--- START OF Stored records ---

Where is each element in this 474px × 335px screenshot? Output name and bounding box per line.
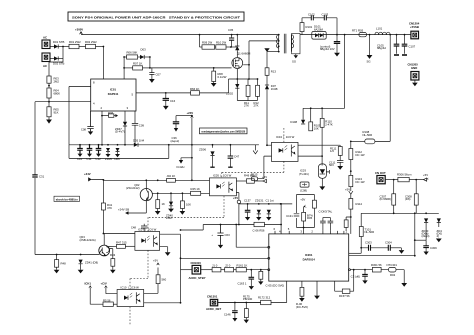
wire Q2 base row xyxy=(152,192,209,194)
resistor J12 xyxy=(221,263,234,272)
capacitor C07 xyxy=(149,68,161,83)
svg-text:SG: SG xyxy=(292,59,296,63)
resistor R203 xyxy=(344,216,351,231)
svg-text:C-05 (DC-5V0): C-05 (DC-5V0) xyxy=(266,283,285,287)
svg-text:IC05 | 1C6 W: IC05 | 1C6 W xyxy=(213,174,232,178)
capacitor C163 xyxy=(237,270,254,290)
svg-text:+24V: +24V xyxy=(84,172,91,176)
capacitor C12 below bus xyxy=(96,144,102,161)
node vcc branch xyxy=(123,56,125,58)
wire output bottom row xyxy=(349,255,415,257)
wire IC01 pin FB to divider xyxy=(49,101,91,103)
svg-text:C146: C146 xyxy=(224,312,231,316)
capacitor C09 xyxy=(132,111,145,145)
diode D101 dual xyxy=(312,25,326,39)
resistor R46 xyxy=(180,193,192,214)
svg-text:CN1310: CN1310 xyxy=(191,261,202,265)
svg-text:1K: 1K xyxy=(162,202,166,206)
node +24V left xyxy=(84,172,92,182)
shunt regulator IC03 TL431 xyxy=(299,164,329,190)
IC201 bottom pin2 network xyxy=(296,281,308,309)
resistor R45 xyxy=(191,187,201,196)
wire to IC01 VIN xyxy=(102,47,104,80)
connector CN1205 GND xyxy=(408,62,419,86)
IC201 top pin stubs xyxy=(274,227,348,234)
wire bus mid xyxy=(212,145,214,148)
svg-text:D03: D03 xyxy=(141,48,147,52)
svg-text:47K: 47K xyxy=(107,206,112,210)
resistor R04 xyxy=(47,88,60,107)
ground below R05 xyxy=(46,120,52,124)
svg-text:+5V: +5V xyxy=(262,175,267,179)
wire stby row xyxy=(181,257,268,259)
wire IC04 left pins xyxy=(264,145,272,177)
resistor R57 xyxy=(153,259,167,284)
transistor Q1 6A60M mosfet xyxy=(232,52,251,69)
svg-text:91K: 91K xyxy=(54,111,59,115)
resistor R48 xyxy=(54,255,66,274)
svg-text:C137: C137 xyxy=(244,198,251,202)
svg-text:(D6): (D6) xyxy=(405,197,411,201)
resistor R11 xyxy=(244,79,250,107)
wire ground return frame xyxy=(69,145,169,159)
svg-text:R101: R101 xyxy=(306,25,313,29)
svg-text:R06 56K: R06 56K xyxy=(127,51,138,55)
svg-text:R114: R114 xyxy=(356,202,363,206)
zener ZD47 xyxy=(115,111,127,145)
wire IC01 left pin to frame xyxy=(69,87,91,145)
svg-text:C304: C304 xyxy=(385,241,392,245)
svg-text:NTC301: NTC301 xyxy=(387,263,398,267)
svg-text:ZD02: ZD02 xyxy=(226,91,233,95)
resistor R111 xyxy=(330,146,342,160)
svg-text:ZD131: ZD131 xyxy=(255,198,264,202)
transistor Q2 xyxy=(126,180,152,200)
svg-text:6A20M: 6A20M xyxy=(314,27,324,31)
svg-text:27K: 27K xyxy=(254,103,259,107)
svg-text:C11: C11 xyxy=(87,157,92,161)
svg-text:+5VSB: +5VSB xyxy=(410,25,419,29)
svg-text:C1 1st: C1 1st xyxy=(266,198,274,202)
resistor R41 xyxy=(101,203,112,234)
svg-text:AC: AC xyxy=(43,64,47,68)
svg-text:C3 (d6): C3 (d6) xyxy=(351,275,360,279)
svg-text:(C08): (C08) xyxy=(300,188,307,192)
wire IC04 right pin1 xyxy=(298,145,340,146)
svg-text:50V: 50V xyxy=(329,163,334,167)
resistor R306 xyxy=(385,173,423,182)
svg-text:GND: GND xyxy=(411,66,417,70)
svg-text:680K: 680K xyxy=(54,92,61,96)
capacitor C202 xyxy=(323,218,333,231)
svg-text:J1 0: J1 0 xyxy=(212,263,218,267)
svg-text:SONY PS4 ORIGINAL POWER UNIT: SONY PS4 ORIGINAL POWER UNIT ADP-160CR S… xyxy=(72,16,240,20)
wire long mid vertical xyxy=(180,234,182,303)
wire IC05 out to +5V node xyxy=(236,193,239,201)
resistor R138 xyxy=(253,222,283,232)
resistor R05 xyxy=(47,107,59,120)
resistor R08 gate pulldown xyxy=(211,67,227,87)
svg-text:CN1301: CN1301 xyxy=(207,295,218,299)
capacitor C47 xyxy=(228,152,240,167)
svg-text:C303: C303 xyxy=(365,241,372,245)
svg-text:D108: D108 xyxy=(290,120,297,124)
diode D07 xyxy=(265,84,278,145)
optocoupler IC05 xyxy=(210,174,237,196)
svg-text:D05 1N4: D05 1N4 xyxy=(133,139,144,143)
capacitor C309 xyxy=(415,240,437,255)
diode D03 xyxy=(140,48,150,60)
IC201 main block xyxy=(269,234,349,281)
svg-text:D01 STB: D01 STB xyxy=(53,40,64,44)
svg-text:J02 1K: J02 1K xyxy=(167,174,176,178)
wire aux winding tap xyxy=(267,51,279,53)
svg-text:2M2: 2M2 xyxy=(54,80,60,84)
node +5V arrow right xyxy=(262,175,267,183)
capacitor C16 xyxy=(163,92,176,110)
svg-text:C63: C63 xyxy=(225,233,231,237)
svg-text:C131: C131 xyxy=(286,214,293,218)
capacitor C103 xyxy=(322,12,338,34)
svg-text:10K: 10K xyxy=(314,126,319,130)
fuse F101 xyxy=(352,28,367,36)
capacitor C36 xyxy=(171,115,193,143)
box regulator loop xyxy=(286,195,316,234)
resistor R06 node xyxy=(101,111,118,118)
capacitor C137 xyxy=(244,198,251,220)
svg-text:ebook-bn-4880.tv: ebook-bn-4880.tv xyxy=(56,197,78,201)
capacitor C106 xyxy=(402,34,416,55)
component C112 xyxy=(300,182,309,192)
svg-text:R01 2W2: R01 2W2 xyxy=(69,40,81,44)
svg-text:+300V: +300V xyxy=(75,28,83,32)
svg-text:R05: R05 xyxy=(307,216,313,220)
resistor R09 xyxy=(200,40,215,49)
svg-text:C-DIGITAL: C-DIGITAL xyxy=(319,209,333,213)
node +5V circle xyxy=(233,196,241,204)
optocoupler IC10 xyxy=(117,286,144,307)
resistor R03 xyxy=(47,76,59,88)
svg-text:4]: 4] xyxy=(437,234,440,238)
node ICH1 arrow xyxy=(85,282,104,305)
svg-text:C107: C107 xyxy=(409,45,416,49)
wire long left rail xyxy=(35,102,100,255)
svg-text:R48: R48 xyxy=(61,261,67,265)
wire source network bottom xyxy=(237,100,257,102)
resistor J02 in rail xyxy=(167,174,176,182)
diode D05 in bus xyxy=(133,139,146,147)
resistor R07 xyxy=(124,61,150,70)
capacitor C11 below bus xyxy=(87,144,93,161)
svg-text:(D-560R): (D-560R) xyxy=(380,197,392,201)
svg-text:C05: C05 xyxy=(228,28,234,32)
resistor R110 xyxy=(320,108,333,165)
svg-text:(2SB-2222A): (2SB-2222A) xyxy=(80,238,96,242)
svg-text:R49 680: R49 680 xyxy=(244,174,255,178)
resistor R12 xyxy=(254,78,260,107)
svg-text:C-06 R56: C-06 R56 xyxy=(253,229,265,233)
zener ZD301 xyxy=(422,212,430,240)
wire IC01 pin2 down xyxy=(101,111,103,145)
svg-text:27K: 27K xyxy=(244,103,249,107)
svg-text:(DC-5V0): (DC-5V0) xyxy=(296,305,308,309)
wire Q3 base link xyxy=(108,245,116,247)
resistor R301 xyxy=(371,263,382,272)
svg-text:R07 1K: R07 1K xyxy=(133,61,142,65)
IC201 bottom pin1 wire xyxy=(271,281,287,302)
svg-text:C103: C103 xyxy=(322,12,329,16)
wire Q1 source down xyxy=(236,69,238,79)
capacitor C105 xyxy=(377,34,399,55)
resistor R47 xyxy=(116,240,135,248)
svg-text:C10: C10 xyxy=(77,157,83,161)
svg-text:DAP2014: DAP2014 xyxy=(303,258,316,262)
svg-text:D06: D06 xyxy=(115,157,121,161)
svg-text:+5V: +5V xyxy=(423,173,428,177)
wire right output down xyxy=(403,270,405,283)
wire rectifier join xyxy=(49,47,63,77)
node rectifier junction xyxy=(62,46,64,48)
svg-text:PB/100: PB/100 xyxy=(243,297,253,301)
svg-text:C31: C31 xyxy=(39,175,45,179)
svg-text:sombatgenerator@yahoo.com SM3: sombatgenerator@yahoo.com SM32020 xyxy=(201,129,245,133)
wire sense row right xyxy=(361,212,439,214)
wire IC04 right pin2 to TL431 xyxy=(298,155,322,157)
resistor R01 xyxy=(69,40,86,49)
resistor R204 xyxy=(258,269,284,288)
resistor R101 snubber xyxy=(300,18,313,35)
wire Q1 aux right xyxy=(243,41,249,79)
svg-text:ZD06: ZD06 xyxy=(199,147,206,151)
label box website xyxy=(54,196,80,201)
connector CN1204 +5VSB xyxy=(409,21,420,38)
IC201 bottom pin4 network xyxy=(335,269,355,298)
wire IC10 right pins xyxy=(144,284,158,294)
resistor R02 xyxy=(85,40,103,49)
svg-text:R02 2W2: R02 2W2 xyxy=(85,40,97,44)
svg-text:R43: R43 xyxy=(110,253,116,257)
wire source row xyxy=(229,78,258,80)
wire ground bus under IC01 xyxy=(69,144,134,146)
wire clamp drop xyxy=(199,35,201,47)
svg-text:+5V: +5V xyxy=(233,196,238,200)
svg-text:ZD05: ZD05 xyxy=(105,157,112,161)
grounds under base row xyxy=(212,160,214,167)
wire sense vertical drop xyxy=(303,35,345,109)
IC201 bottom pin3 ground xyxy=(314,281,320,299)
fuse R108 NL-50R xyxy=(351,130,375,144)
wire right drop xyxy=(414,213,416,255)
resistor R114 xyxy=(349,199,363,234)
diode D01 xyxy=(50,40,64,48)
node +5Vdet arrow xyxy=(101,282,118,294)
node +24V SB arrow xyxy=(118,207,146,214)
svg-text:IC04 | 1C6 W: IC04 | 1C6 W xyxy=(276,135,295,139)
resistor R307 xyxy=(380,180,396,215)
svg-text:DC 1W: DC 1W xyxy=(356,180,365,184)
capacitor C10 below bus xyxy=(77,144,83,161)
svg-text:+24V: +24V xyxy=(187,111,194,115)
resistor R175 xyxy=(243,294,253,323)
resistor R112 xyxy=(349,149,365,176)
wire +5V row xyxy=(239,203,292,205)
svg-text:IC201: IC201 xyxy=(305,253,313,257)
capacitor C201 xyxy=(320,218,326,231)
transistor Q3 xyxy=(80,235,110,256)
transformer T1 xyxy=(277,33,301,63)
wire loop to IC201 pin xyxy=(235,224,269,249)
node secondary junction xyxy=(344,34,346,36)
svg-text:C48: C48 xyxy=(131,225,137,229)
svg-text:DAP041: DAP041 xyxy=(108,92,119,96)
resistor R13 xyxy=(265,68,276,85)
connector AC line xyxy=(42,36,50,49)
connector CN1303 OUT xyxy=(375,171,386,184)
svg-text:DC 1W: DC 1W xyxy=(356,153,365,157)
wire source to IC01 sense xyxy=(136,79,229,93)
svg-text:+5V: +5V xyxy=(153,259,158,263)
svg-text:R15? 56: R15? 56 xyxy=(339,294,350,298)
svg-text:R10 2W: R10 2W xyxy=(216,40,226,44)
capacitor C304 inline xyxy=(385,241,404,254)
node feedback taps xyxy=(310,107,312,109)
dashed feedback lines xyxy=(130,128,284,325)
node +5V arrow xyxy=(345,187,353,198)
resistor R109 xyxy=(309,108,321,131)
svg-text:C47: C47 xyxy=(234,154,240,158)
svg-text:2x1K: 2x1K xyxy=(166,216,173,220)
wire regulator chain xyxy=(350,141,352,148)
title block xyxy=(68,12,244,21)
resistor R56 xyxy=(103,299,117,307)
svg-text:ZD41 (D8): ZD41 (D8) xyxy=(85,261,98,265)
connector AC neutral xyxy=(42,53,50,68)
resistor R172 xyxy=(218,295,271,304)
wire +300V rail xyxy=(81,34,279,36)
zener ZD06 xyxy=(199,147,214,160)
optocoupler IC04 xyxy=(272,135,299,161)
svg-text:6Bg/4d: 6Bg/4d xyxy=(377,46,386,50)
zener ZD132 xyxy=(266,198,274,220)
zener ZD131 xyxy=(255,198,264,220)
capacitor C63 xyxy=(211,224,230,249)
node +5V out arrow xyxy=(423,173,428,181)
resistor R49 xyxy=(236,174,263,184)
node +24V top xyxy=(187,111,194,180)
wire gate node join xyxy=(149,57,151,68)
svg-text:+5V: +5V xyxy=(300,197,305,201)
svg-text:ACDC_DET: ACDC_DET xyxy=(206,307,222,311)
svg-text:IC42H: IC42H xyxy=(177,165,185,169)
capacitor C48 xyxy=(131,224,148,232)
wire gate-drive branch left xyxy=(123,57,125,79)
svg-text:+24V SB: +24V SB xyxy=(118,207,129,211)
capacitor C146 xyxy=(224,303,238,322)
wire mid-right riser xyxy=(360,213,362,253)
diode D06 below bus xyxy=(115,144,121,161)
svg-text:+C/V: +C/V xyxy=(101,282,107,286)
node +300V xyxy=(75,28,83,35)
svg-text:RT1 R05: RT1 R05 xyxy=(352,28,364,32)
resistor J11 xyxy=(201,263,221,272)
svg-text:NL-50R: NL-50R xyxy=(363,133,373,137)
wire to R01 xyxy=(63,46,69,48)
svg-text:C16: C16 xyxy=(170,99,176,103)
resistor R308 xyxy=(405,180,418,214)
capacitor C301 xyxy=(351,270,368,284)
svg-text:R47 315: R47 315 xyxy=(116,240,127,244)
resistor R161 xyxy=(234,263,270,272)
op-amp controller IC01 DAP041 xyxy=(91,79,136,111)
resistor R66 xyxy=(190,87,200,95)
resistor R06g xyxy=(124,51,140,60)
svg-text:1N48: 1N48 xyxy=(271,87,278,91)
svg-text:0.1/2W: 0.1/2W xyxy=(218,75,227,79)
svg-text:R45 1K: R45 1K xyxy=(191,187,200,191)
svg-text:AC: AC xyxy=(43,36,47,40)
wire primary tap to Q1 aux xyxy=(249,40,279,42)
diode D108 xyxy=(290,108,305,124)
svg-text:R13: R13 xyxy=(271,70,277,74)
wire gate line to Q1 xyxy=(150,67,232,69)
svg-text:10K: 10K xyxy=(186,203,191,207)
wire +24V rail xyxy=(92,178,210,181)
svg-text:CN OUT: CN OUT xyxy=(375,171,386,175)
capacitor C303 inline xyxy=(361,241,388,251)
svg-text:L101: L101 xyxy=(376,26,383,30)
svg-text:1/6: 1/6 xyxy=(330,149,334,153)
svg-text:(2kq4): (2kq4) xyxy=(422,234,430,238)
wire bus continue xyxy=(146,144,192,146)
diode D02 xyxy=(50,56,64,65)
diode D04 drain clamp xyxy=(235,34,239,51)
resistor T101 xyxy=(359,227,363,237)
svg-text:(depol): (depol) xyxy=(171,139,180,143)
wire Q3 collector drop xyxy=(102,180,104,203)
svg-text:R306 56om: R306 56om xyxy=(397,173,412,177)
IC201 right pin wires xyxy=(349,252,362,254)
zener ZD02 xyxy=(226,79,239,101)
wire +5V sense row xyxy=(238,204,240,225)
svg-text:C08: C08 xyxy=(81,128,87,132)
svg-text:SG: SG xyxy=(367,59,371,63)
svg-text:C07: C07 xyxy=(156,73,162,77)
svg-text:R161 1K: R161 1K xyxy=(237,263,248,267)
capacitor C102 xyxy=(308,12,324,20)
wire +5V drop to IC201 xyxy=(280,204,282,234)
zener ZD05 below bus xyxy=(105,144,112,161)
node IC42H stub xyxy=(177,157,193,169)
svg-text:2-47K: 2-47K xyxy=(325,122,333,126)
connector CN1310 xyxy=(181,261,206,280)
wire IC07 right pins xyxy=(160,233,181,235)
svg-text:ACDC_STBY: ACDC_STBY xyxy=(189,276,206,280)
svg-text:6Bg/4d 10V: 6Bg/4d 10V xyxy=(320,47,335,51)
node SG xyxy=(367,34,373,64)
optocoupler IC07 xyxy=(135,227,160,250)
svg-text:J2 0: J2 0 xyxy=(225,263,231,267)
component R115 xyxy=(251,173,264,181)
resistor R44 xyxy=(155,193,165,214)
svg-text:(2SC2412): (2SC2412) xyxy=(126,186,140,190)
svg-text:C09: C09 xyxy=(139,124,145,128)
svg-text:R172 312: R172 312 xyxy=(258,295,271,299)
wire det row xyxy=(218,302,261,304)
wire Q3 collector link xyxy=(103,234,134,246)
resistor R113 xyxy=(349,175,365,191)
capacitor C111 xyxy=(329,160,343,169)
svg-text:560: 560 xyxy=(162,278,167,282)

--- END OF Stored records ---

Stated problem >>
Reproduce the lines of the listing verbatim, from the line containing "wire Q2 base row xyxy=(152,192,209,194)" to the line containing "resistor R46 xyxy=(180,193,192,214)", both included.

Solution for this problem >>
wire Q2 base row xyxy=(152,192,209,194)
resistor J12 xyxy=(221,263,234,272)
capacitor C07 xyxy=(149,68,161,83)
svg-text:SG: SG xyxy=(292,59,296,63)
resistor R203 xyxy=(344,216,351,231)
svg-text:C-05 (DC-5V0): C-05 (DC-5V0) xyxy=(266,283,285,287)
svg-text:IC05 | 1C6 W: IC05 | 1C6 W xyxy=(213,174,232,178)
capacitor C163 xyxy=(237,270,254,290)
svg-text:+24V: +24V xyxy=(84,172,91,176)
capacitor C12 below bus xyxy=(96,144,102,161)
node vcc branch xyxy=(123,56,125,58)
wire output bottom row xyxy=(349,255,415,257)
wire IC01 pin FB to divider xyxy=(49,101,91,103)
svg-text:C146: C146 xyxy=(224,312,231,316)
capacitor C09 xyxy=(132,111,145,145)
diode D101 dual xyxy=(312,25,326,39)
resistor R46 xyxy=(180,193,192,214)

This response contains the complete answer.